* [GOAL OF THE EXERCISE]: In the entries below, find the lines with the word "document" and copy them.

[A run of records]
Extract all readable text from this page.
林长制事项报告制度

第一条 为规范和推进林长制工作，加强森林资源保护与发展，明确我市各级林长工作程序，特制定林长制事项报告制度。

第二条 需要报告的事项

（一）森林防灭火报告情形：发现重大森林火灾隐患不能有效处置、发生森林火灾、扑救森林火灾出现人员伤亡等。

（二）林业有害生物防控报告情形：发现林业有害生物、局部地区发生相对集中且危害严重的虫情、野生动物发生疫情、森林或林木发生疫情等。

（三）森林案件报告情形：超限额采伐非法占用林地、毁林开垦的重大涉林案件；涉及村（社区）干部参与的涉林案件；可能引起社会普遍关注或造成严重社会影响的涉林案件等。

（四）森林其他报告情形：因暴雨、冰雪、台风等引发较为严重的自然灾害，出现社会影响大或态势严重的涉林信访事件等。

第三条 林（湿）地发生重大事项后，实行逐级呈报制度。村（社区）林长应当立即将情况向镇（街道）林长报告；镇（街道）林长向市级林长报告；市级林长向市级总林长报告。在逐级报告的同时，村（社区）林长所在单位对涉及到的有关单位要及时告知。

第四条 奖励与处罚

* * *

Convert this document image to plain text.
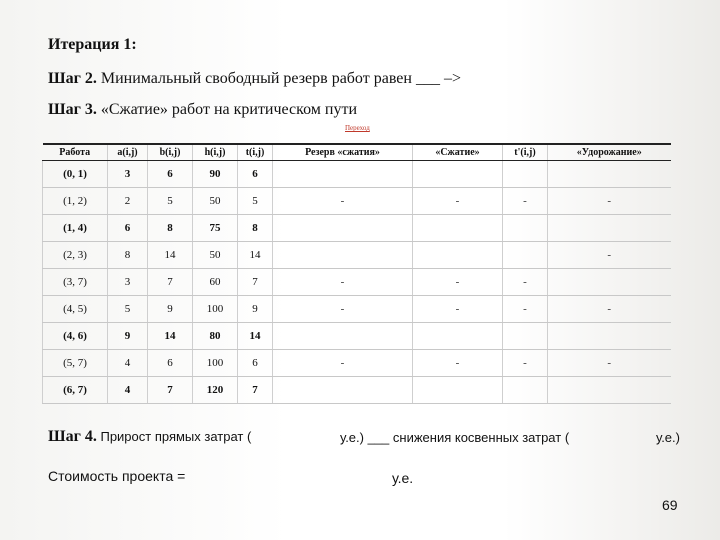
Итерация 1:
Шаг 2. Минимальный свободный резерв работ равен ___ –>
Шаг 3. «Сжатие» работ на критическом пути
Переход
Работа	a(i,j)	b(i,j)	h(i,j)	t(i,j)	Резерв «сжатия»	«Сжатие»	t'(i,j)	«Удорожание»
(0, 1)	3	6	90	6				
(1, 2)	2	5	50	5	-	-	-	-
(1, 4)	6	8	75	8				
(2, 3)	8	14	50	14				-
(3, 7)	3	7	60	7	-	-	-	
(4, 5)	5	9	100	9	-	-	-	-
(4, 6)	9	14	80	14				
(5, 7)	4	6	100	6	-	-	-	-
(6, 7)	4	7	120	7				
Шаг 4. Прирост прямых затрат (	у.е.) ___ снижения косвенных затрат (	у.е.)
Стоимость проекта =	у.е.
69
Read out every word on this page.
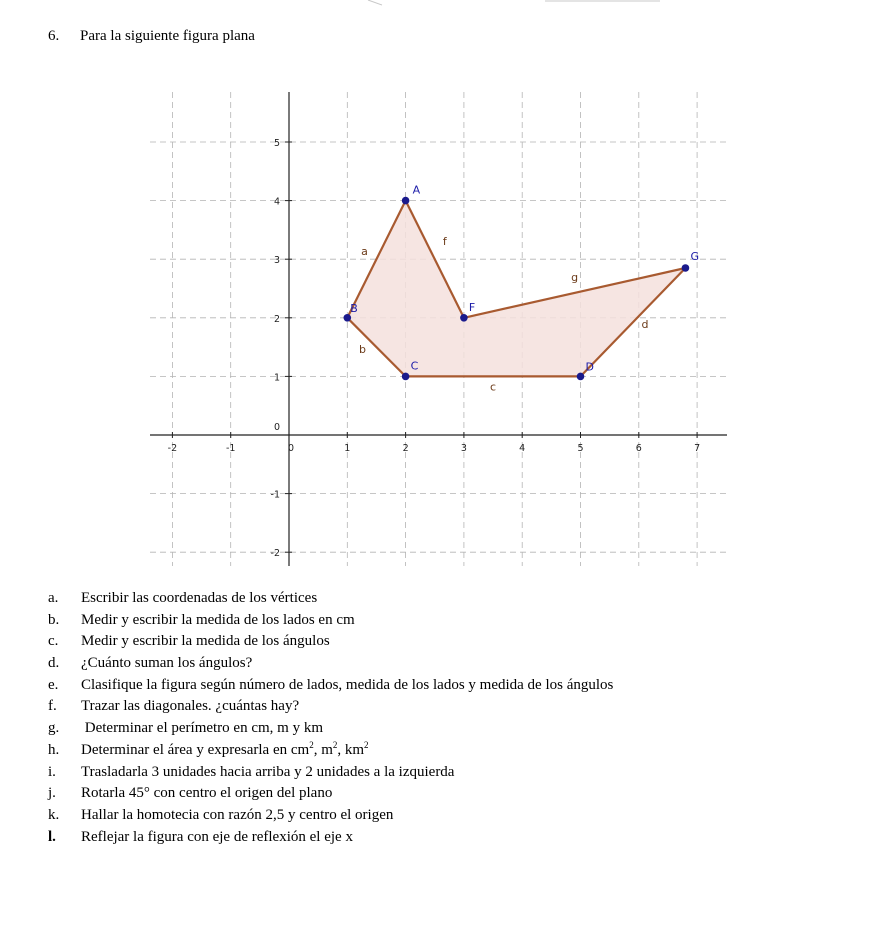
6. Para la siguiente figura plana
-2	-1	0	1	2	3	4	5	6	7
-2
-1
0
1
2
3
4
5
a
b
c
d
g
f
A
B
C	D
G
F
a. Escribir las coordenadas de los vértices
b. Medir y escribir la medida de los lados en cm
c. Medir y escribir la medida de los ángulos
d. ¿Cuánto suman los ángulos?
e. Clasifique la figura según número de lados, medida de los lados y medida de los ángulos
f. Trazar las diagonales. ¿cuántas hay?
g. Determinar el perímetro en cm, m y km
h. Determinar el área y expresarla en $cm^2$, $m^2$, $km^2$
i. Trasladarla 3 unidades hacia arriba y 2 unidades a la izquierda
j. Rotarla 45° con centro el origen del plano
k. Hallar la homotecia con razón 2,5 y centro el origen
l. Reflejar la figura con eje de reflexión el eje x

* * *

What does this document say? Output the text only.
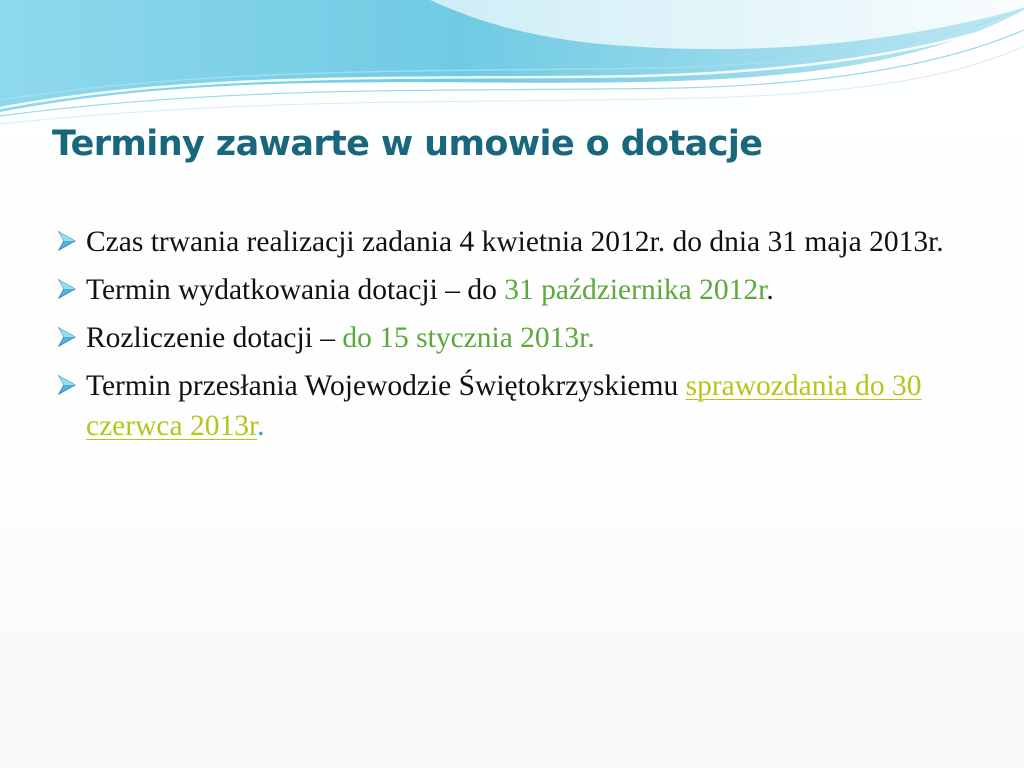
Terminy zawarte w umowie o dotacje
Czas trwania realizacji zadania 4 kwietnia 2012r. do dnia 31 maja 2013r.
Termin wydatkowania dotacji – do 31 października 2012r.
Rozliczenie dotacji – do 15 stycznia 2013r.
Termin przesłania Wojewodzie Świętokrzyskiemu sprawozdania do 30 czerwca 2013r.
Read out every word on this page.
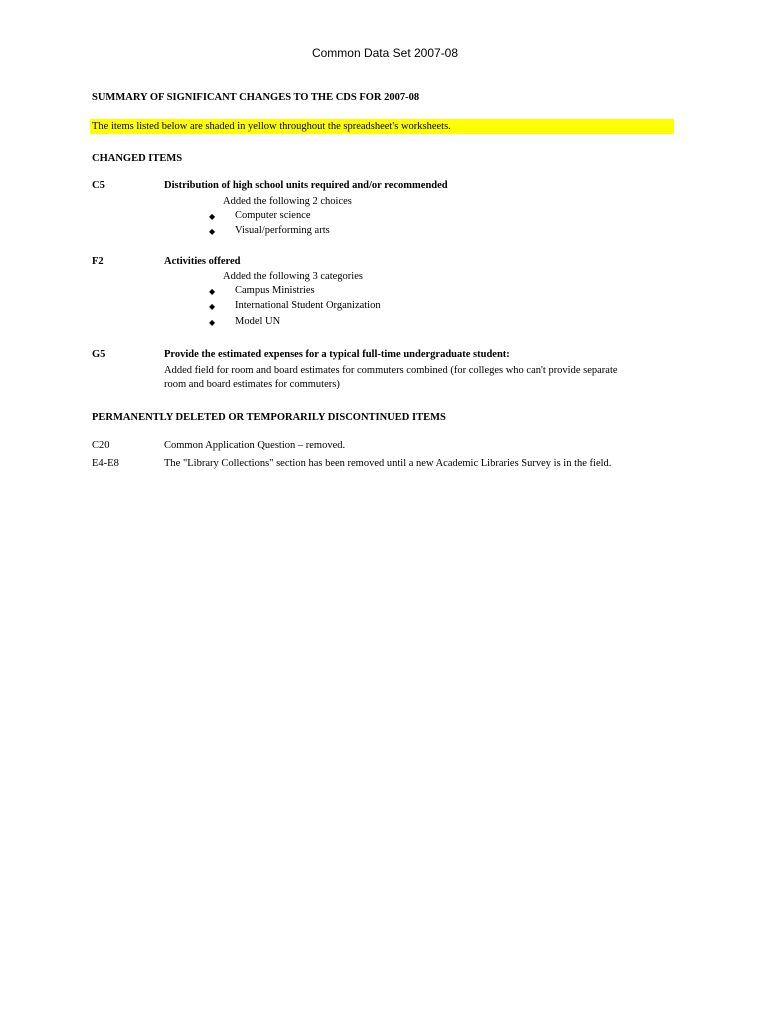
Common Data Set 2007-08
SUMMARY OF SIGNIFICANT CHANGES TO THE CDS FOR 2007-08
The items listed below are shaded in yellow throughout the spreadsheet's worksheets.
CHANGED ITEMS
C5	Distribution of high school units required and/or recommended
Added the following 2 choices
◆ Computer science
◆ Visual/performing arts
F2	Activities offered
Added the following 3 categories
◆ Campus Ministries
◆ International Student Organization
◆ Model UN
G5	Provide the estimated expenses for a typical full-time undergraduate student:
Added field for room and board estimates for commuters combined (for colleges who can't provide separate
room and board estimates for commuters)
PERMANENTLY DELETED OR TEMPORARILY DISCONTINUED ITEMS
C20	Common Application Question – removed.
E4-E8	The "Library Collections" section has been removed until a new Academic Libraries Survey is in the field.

* [THE COMPLETED TASK]:
Convert this document image to plain text.
What does this document say? Output the text only.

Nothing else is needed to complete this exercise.